Filter the entries below, keeping only lines with the word "Oftringen".

(Entries taken from a collection)
====
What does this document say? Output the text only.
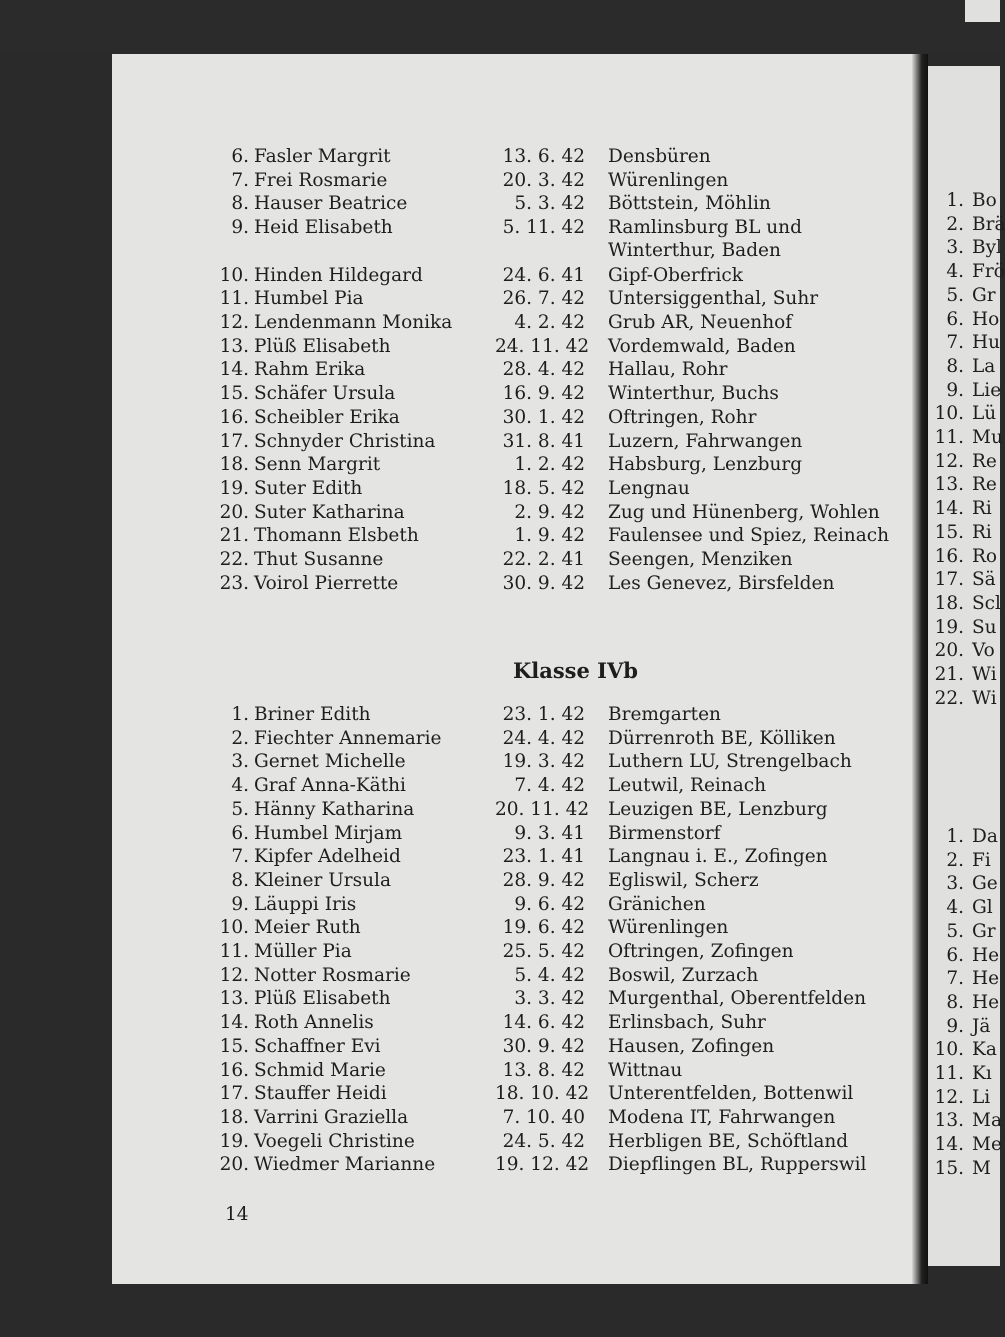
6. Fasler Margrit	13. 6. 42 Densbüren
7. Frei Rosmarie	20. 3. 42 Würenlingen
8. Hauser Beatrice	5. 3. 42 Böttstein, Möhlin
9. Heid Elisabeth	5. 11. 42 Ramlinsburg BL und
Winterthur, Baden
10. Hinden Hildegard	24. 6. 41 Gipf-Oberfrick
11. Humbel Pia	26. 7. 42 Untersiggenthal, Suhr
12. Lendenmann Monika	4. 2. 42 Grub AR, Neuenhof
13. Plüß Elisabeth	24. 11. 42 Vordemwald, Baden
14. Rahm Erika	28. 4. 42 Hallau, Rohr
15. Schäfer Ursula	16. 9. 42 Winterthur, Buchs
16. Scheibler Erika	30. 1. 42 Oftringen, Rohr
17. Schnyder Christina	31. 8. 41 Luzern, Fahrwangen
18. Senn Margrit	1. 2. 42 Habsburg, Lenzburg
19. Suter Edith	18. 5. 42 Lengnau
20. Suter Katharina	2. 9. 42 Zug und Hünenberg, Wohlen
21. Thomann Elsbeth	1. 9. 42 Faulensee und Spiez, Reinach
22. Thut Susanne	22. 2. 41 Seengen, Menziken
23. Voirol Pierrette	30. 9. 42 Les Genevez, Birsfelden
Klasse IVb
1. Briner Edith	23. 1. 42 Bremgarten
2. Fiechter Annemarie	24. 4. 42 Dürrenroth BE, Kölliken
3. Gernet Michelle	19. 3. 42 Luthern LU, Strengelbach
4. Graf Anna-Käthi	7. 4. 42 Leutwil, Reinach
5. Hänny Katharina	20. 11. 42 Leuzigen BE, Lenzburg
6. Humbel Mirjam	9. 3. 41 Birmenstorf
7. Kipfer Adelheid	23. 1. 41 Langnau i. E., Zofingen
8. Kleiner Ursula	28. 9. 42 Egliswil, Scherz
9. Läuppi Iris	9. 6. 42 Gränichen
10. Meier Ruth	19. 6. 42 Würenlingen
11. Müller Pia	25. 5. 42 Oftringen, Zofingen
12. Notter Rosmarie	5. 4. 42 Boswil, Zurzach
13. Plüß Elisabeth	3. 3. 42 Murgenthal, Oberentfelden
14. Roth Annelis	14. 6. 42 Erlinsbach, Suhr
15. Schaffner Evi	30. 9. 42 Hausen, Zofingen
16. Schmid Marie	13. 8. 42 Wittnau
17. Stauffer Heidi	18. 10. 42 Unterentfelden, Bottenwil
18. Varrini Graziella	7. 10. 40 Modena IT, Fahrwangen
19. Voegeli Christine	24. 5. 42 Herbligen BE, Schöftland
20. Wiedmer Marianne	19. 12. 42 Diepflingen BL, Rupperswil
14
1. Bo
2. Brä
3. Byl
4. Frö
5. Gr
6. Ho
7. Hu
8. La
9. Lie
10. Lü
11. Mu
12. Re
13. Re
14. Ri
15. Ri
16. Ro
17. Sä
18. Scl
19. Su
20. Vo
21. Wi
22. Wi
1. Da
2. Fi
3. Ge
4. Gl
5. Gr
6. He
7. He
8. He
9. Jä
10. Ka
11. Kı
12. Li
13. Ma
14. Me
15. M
====
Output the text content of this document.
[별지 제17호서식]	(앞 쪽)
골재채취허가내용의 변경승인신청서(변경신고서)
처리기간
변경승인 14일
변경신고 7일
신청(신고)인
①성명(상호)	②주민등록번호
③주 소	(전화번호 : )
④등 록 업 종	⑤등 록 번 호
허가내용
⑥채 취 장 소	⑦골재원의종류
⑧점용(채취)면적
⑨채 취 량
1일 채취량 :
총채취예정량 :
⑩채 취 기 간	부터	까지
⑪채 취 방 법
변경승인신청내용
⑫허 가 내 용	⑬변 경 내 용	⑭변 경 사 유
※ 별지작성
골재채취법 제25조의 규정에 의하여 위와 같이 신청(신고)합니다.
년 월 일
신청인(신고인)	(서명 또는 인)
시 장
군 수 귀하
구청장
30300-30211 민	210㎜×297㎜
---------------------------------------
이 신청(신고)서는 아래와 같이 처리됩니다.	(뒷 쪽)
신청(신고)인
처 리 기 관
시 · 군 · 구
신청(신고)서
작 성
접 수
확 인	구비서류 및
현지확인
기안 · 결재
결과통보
====
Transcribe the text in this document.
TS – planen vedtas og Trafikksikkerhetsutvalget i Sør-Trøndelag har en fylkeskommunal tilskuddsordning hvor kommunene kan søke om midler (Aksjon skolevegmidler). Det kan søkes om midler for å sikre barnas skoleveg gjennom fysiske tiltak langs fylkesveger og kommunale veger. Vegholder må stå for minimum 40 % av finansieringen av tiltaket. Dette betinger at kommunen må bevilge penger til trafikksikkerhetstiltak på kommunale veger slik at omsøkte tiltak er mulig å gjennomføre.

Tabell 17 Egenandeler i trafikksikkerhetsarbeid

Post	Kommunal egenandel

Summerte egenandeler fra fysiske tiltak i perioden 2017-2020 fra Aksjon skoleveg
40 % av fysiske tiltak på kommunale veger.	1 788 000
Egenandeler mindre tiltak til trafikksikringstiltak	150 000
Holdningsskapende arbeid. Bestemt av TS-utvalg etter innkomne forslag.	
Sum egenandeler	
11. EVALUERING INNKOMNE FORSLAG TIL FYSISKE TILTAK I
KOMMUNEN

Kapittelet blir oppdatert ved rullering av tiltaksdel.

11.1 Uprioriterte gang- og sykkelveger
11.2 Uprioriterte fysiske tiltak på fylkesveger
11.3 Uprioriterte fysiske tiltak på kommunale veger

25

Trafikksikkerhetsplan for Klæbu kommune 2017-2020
====
* _Result_
16. Scheibler Erika	30. 1. 42 Oftringen, Rohr
11. Müller Pia	25. 5. 42 Oftringen, Zofingen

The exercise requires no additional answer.